Data records:
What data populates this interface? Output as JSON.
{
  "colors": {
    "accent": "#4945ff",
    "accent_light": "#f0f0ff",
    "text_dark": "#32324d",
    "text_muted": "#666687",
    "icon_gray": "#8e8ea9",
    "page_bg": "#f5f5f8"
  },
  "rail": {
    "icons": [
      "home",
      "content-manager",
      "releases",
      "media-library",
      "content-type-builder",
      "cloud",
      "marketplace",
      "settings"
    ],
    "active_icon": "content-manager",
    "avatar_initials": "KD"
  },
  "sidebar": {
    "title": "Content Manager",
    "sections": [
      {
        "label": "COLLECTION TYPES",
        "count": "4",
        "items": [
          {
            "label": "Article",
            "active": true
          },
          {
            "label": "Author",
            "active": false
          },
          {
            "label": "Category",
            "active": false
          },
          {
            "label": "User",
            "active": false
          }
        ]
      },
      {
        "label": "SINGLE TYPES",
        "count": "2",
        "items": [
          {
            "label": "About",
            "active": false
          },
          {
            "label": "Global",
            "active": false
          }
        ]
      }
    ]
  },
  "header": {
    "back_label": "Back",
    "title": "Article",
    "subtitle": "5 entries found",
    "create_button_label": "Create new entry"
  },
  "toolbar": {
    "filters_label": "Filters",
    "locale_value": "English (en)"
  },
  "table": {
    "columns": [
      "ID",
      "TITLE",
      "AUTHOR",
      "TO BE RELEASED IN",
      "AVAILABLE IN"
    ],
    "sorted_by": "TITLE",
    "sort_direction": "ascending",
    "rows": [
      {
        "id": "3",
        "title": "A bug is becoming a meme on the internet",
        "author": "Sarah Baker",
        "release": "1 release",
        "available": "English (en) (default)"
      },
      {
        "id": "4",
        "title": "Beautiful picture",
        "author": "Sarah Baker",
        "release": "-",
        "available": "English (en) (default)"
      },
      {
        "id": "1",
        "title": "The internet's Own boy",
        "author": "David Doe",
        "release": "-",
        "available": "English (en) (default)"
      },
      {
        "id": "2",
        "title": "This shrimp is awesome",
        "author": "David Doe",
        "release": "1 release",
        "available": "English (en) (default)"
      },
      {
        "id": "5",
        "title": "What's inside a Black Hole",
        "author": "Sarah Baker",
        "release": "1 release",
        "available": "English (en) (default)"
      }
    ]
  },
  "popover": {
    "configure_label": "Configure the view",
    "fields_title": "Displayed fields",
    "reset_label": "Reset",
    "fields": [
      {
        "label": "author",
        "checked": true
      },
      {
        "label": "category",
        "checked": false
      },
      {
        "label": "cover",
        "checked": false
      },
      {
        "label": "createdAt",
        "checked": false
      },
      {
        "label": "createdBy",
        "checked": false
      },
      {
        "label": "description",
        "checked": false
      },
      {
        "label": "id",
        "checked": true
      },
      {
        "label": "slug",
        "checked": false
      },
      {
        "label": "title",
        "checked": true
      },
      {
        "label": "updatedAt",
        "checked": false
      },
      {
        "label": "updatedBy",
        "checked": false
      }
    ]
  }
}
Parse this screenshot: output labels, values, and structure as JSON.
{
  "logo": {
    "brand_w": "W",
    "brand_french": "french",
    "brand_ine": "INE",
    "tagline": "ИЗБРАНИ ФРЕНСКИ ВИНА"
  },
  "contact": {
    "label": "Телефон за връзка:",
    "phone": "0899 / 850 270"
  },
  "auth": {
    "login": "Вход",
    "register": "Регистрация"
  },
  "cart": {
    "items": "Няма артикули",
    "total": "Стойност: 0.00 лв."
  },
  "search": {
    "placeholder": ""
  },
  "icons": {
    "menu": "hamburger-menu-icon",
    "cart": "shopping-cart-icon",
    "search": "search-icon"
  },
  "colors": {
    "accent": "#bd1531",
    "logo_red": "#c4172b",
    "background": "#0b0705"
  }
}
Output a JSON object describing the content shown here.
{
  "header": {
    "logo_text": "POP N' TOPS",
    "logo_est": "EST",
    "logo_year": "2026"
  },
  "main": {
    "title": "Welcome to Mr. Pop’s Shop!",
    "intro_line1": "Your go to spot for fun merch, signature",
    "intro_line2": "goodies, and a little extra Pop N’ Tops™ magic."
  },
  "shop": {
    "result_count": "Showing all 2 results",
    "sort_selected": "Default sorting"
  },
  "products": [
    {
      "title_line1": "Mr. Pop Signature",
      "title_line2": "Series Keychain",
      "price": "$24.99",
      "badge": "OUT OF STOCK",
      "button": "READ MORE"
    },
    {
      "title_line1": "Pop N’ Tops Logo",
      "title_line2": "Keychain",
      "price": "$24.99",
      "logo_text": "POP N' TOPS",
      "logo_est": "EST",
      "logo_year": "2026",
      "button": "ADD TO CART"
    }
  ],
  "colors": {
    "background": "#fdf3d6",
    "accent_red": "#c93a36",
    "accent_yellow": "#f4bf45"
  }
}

Aim of the exercise: From the line that contains "Output a JSON" down to the last line of the listing above, repeat each line exactly, and include nothing else.

The result:
Output a JSON object describing the content shown here.
{
  "header": {
    "logo_text": "POP N' TOPS",
    "logo_est": "EST",
    "logo_year": "2026"
  },
  "main": {
    "title": "Welcome to Mr. Pop’s Shop!",
    "intro_line1": "Your go to spot for fun merch, signature",
    "intro_line2": "goodies, and a little extra Pop N’ Tops™ magic."
  },
  "shop": {
    "result_count": "Showing all 2 results",
    "sort_selected": "Default sorting"
  },
  "products": [
    {
      "title_line1": "Mr. Pop Signature",
      "title_line2": "Series Keychain",
      "price": "$24.99",
      "badge": "OUT OF STOCK",
      "button": "READ MORE"
    },
    {
      "title_line1": "Pop N’ Tops Logo",
      "title_line2": "Keychain",
      "price": "$24.99",
      "logo_text": "POP N' TOPS",
      "logo_est": "EST",
      "logo_year": "2026",
      "button": "ADD TO CART"
    }
  ],
  "colors": {
    "background": "#fdf3d6",
    "accent_red": "#c93a36",
    "accent_yellow": "#f4bf45"
  }
}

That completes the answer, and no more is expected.